Task: Reproduce each line of the records below word for word, and leave the pictures out of your answer.

- - - - - - -

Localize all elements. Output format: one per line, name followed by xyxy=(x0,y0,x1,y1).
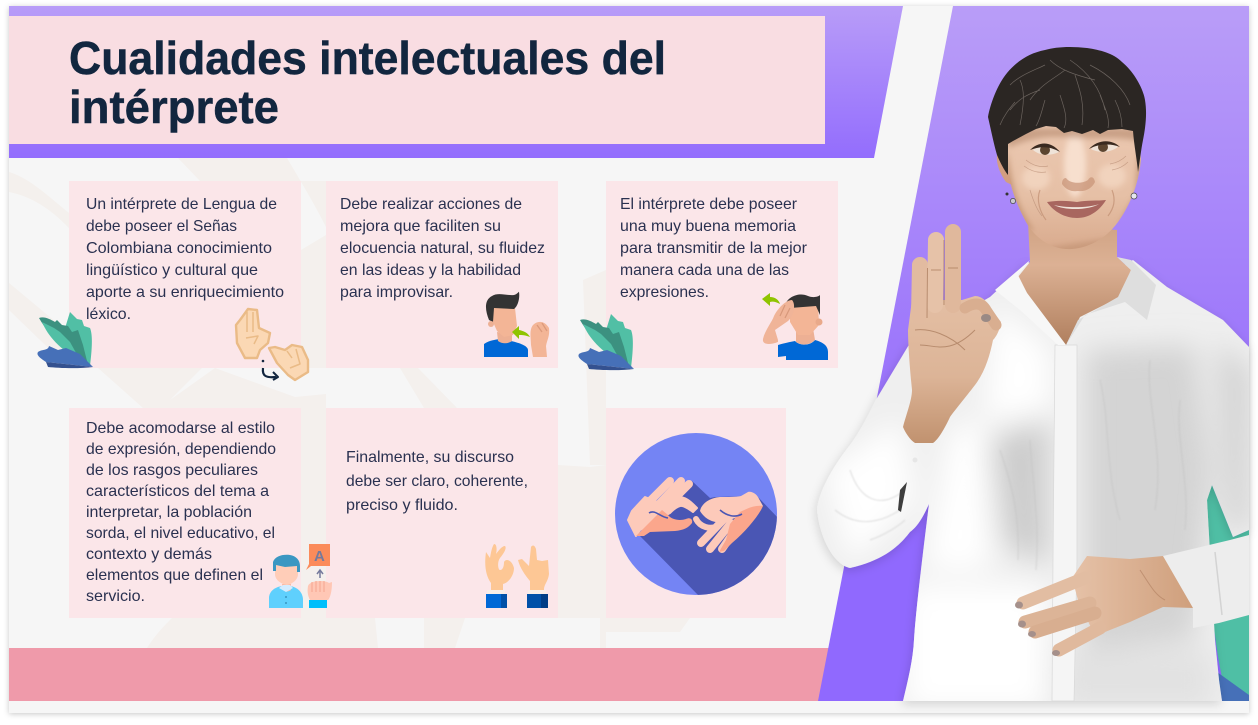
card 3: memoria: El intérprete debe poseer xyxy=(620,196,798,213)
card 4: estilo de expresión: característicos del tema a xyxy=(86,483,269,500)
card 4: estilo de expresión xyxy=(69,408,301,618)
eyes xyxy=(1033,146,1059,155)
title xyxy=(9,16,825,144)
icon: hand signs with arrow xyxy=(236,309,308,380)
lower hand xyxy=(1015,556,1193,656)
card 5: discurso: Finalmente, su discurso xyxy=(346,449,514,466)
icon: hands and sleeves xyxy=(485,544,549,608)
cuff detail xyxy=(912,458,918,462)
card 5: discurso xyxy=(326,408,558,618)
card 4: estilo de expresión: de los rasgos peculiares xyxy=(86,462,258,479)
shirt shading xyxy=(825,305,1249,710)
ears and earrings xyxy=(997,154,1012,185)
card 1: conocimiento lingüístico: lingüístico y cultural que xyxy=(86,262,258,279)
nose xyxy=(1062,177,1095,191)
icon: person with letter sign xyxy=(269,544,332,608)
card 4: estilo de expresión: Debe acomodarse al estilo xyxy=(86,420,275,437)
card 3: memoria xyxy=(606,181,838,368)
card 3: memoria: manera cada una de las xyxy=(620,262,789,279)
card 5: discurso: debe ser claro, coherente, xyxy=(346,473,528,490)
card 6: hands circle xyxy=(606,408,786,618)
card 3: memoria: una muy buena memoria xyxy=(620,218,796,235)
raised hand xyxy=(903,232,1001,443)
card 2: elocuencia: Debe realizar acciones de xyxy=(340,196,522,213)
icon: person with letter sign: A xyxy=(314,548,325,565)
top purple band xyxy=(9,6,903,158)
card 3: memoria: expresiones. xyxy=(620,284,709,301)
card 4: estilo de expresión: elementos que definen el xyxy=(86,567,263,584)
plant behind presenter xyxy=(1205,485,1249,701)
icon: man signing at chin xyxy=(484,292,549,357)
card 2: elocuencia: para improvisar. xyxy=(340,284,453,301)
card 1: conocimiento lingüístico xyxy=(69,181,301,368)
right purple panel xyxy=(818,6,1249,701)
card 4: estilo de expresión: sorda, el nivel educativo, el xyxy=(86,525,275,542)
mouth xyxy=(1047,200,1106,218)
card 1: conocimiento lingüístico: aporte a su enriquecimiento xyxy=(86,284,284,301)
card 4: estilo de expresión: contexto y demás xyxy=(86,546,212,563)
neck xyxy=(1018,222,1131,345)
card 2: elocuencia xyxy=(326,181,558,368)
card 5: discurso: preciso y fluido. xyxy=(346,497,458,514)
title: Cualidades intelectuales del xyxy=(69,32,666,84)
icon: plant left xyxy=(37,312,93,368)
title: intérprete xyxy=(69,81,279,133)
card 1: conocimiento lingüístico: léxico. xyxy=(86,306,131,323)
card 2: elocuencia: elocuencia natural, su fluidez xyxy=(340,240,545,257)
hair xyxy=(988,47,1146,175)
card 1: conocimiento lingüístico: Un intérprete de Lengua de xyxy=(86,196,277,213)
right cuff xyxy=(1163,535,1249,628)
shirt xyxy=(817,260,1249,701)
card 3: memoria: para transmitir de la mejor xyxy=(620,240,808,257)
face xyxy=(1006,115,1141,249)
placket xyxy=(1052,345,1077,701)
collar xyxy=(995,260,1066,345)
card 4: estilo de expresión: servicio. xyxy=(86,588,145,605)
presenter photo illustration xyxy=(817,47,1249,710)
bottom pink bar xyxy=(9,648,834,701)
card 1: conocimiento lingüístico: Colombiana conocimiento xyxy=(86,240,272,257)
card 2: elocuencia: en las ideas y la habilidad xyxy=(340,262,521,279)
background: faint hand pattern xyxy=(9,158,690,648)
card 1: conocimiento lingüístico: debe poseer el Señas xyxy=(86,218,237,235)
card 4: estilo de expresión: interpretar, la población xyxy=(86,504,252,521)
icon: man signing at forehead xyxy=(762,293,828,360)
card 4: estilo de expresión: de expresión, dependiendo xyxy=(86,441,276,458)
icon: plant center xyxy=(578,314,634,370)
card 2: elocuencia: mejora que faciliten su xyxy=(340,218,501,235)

- - - - - - -

Solution for this task:
Localize all elements. Output format: one per line, name followed by xyxy=(x0,y0,x1,y1).
card 3: memoria: El intérprete debe poseer xyxy=(620,196,798,213)
card 4: estilo de expresión: característicos del tema a xyxy=(86,483,269,500)
card 4: estilo de expresión xyxy=(69,408,301,618)
eyes xyxy=(1033,146,1059,155)
title xyxy=(9,16,825,144)
icon: hand signs with arrow xyxy=(236,309,308,380)
lower hand xyxy=(1015,556,1193,656)
card 5: discurso: Finalmente, su discurso xyxy=(346,449,514,466)
icon: hands and sleeves xyxy=(485,544,549,608)
cuff detail xyxy=(912,458,918,462)
card 5: discurso xyxy=(326,408,558,618)
card 4: estilo de expresión: de los rasgos peculiares xyxy=(86,462,258,479)
shirt shading xyxy=(825,305,1249,710)
ears and earrings xyxy=(997,154,1012,185)
card 1: conocimiento lingüístico: lingüístico y cultural que xyxy=(86,262,258,279)
nose xyxy=(1062,177,1095,191)
icon: person with letter sign xyxy=(269,544,332,608)
card 4: estilo de expresión: Debe acomodarse al estilo xyxy=(86,420,275,437)
card 3: memoria xyxy=(606,181,838,368)
card 3: memoria: manera cada una de las xyxy=(620,262,789,279)
card 5: discurso: debe ser claro, coherente, xyxy=(346,473,528,490)
card 6: hands circle xyxy=(606,408,786,618)
card 3: memoria: una muy buena memoria xyxy=(620,218,796,235)
raised hand xyxy=(903,232,1001,443)
card 2: elocuencia: Debe realizar acciones de xyxy=(340,196,522,213)
icon: person with letter sign: A xyxy=(314,548,325,565)
top purple band xyxy=(9,6,903,158)
card 3: memoria: expresiones. xyxy=(620,284,709,301)
card 4: estilo de expresión: elementos que definen el xyxy=(86,567,263,584)
plant behind presenter xyxy=(1205,485,1249,701)
icon: man signing at chin xyxy=(484,292,549,357)
card 2: elocuencia: para improvisar. xyxy=(340,284,453,301)
card 1: conocimiento lingüístico xyxy=(69,181,301,368)
right purple panel xyxy=(818,6,1249,701)
card 4: estilo de expresión: sorda, el nivel educativo, el xyxy=(86,525,275,542)
mouth xyxy=(1047,200,1106,218)
card 1: conocimiento lingüístico: aporte a su enriquecimiento xyxy=(86,284,284,301)
card 4: estilo de expresión: contexto y demás xyxy=(86,546,212,563)
neck xyxy=(1018,222,1131,345)
card 2: elocuencia xyxy=(326,181,558,368)
card 5: discurso: preciso y fluido. xyxy=(346,497,458,514)
title: Cualidades intelectuales del xyxy=(69,32,666,84)
icon: plant left xyxy=(37,312,93,368)
title: intérprete xyxy=(69,81,279,133)
card 1: conocimiento lingüístico: léxico. xyxy=(86,306,131,323)
card 2: elocuencia: elocuencia natural, su fluidez xyxy=(340,240,545,257)
hair xyxy=(988,47,1146,175)
card 1: conocimiento lingüístico: Un intérprete de Lengua de xyxy=(86,196,277,213)
right cuff xyxy=(1163,535,1249,628)
shirt xyxy=(817,260,1249,701)
card 3: memoria: para transmitir de la mejor xyxy=(620,240,808,257)
face xyxy=(1006,115,1141,249)
placket xyxy=(1052,345,1077,701)
collar xyxy=(995,260,1066,345)
card 4: estilo de expresión: servicio. xyxy=(86,588,145,605)
presenter photo illustration xyxy=(817,47,1249,710)
bottom pink bar xyxy=(9,648,834,701)
card 1: conocimiento lingüístico: Colombiana conocimiento xyxy=(86,240,272,257)
card 2: elocuencia: en las ideas y la habilidad xyxy=(340,262,521,279)
background: faint hand pattern xyxy=(9,158,690,648)
card 1: conocimiento lingüístico: debe poseer el Señas xyxy=(86,218,237,235)
card 4: estilo de expresión: interpretar, la población xyxy=(86,504,252,521)
icon: man signing at forehead xyxy=(762,293,828,360)
card 4: estilo de expresión: de expresión, dependiendo xyxy=(86,441,276,458)
icon: plant center xyxy=(578,314,634,370)
card 2: elocuencia: mejora que faciliten su xyxy=(340,218,501,235)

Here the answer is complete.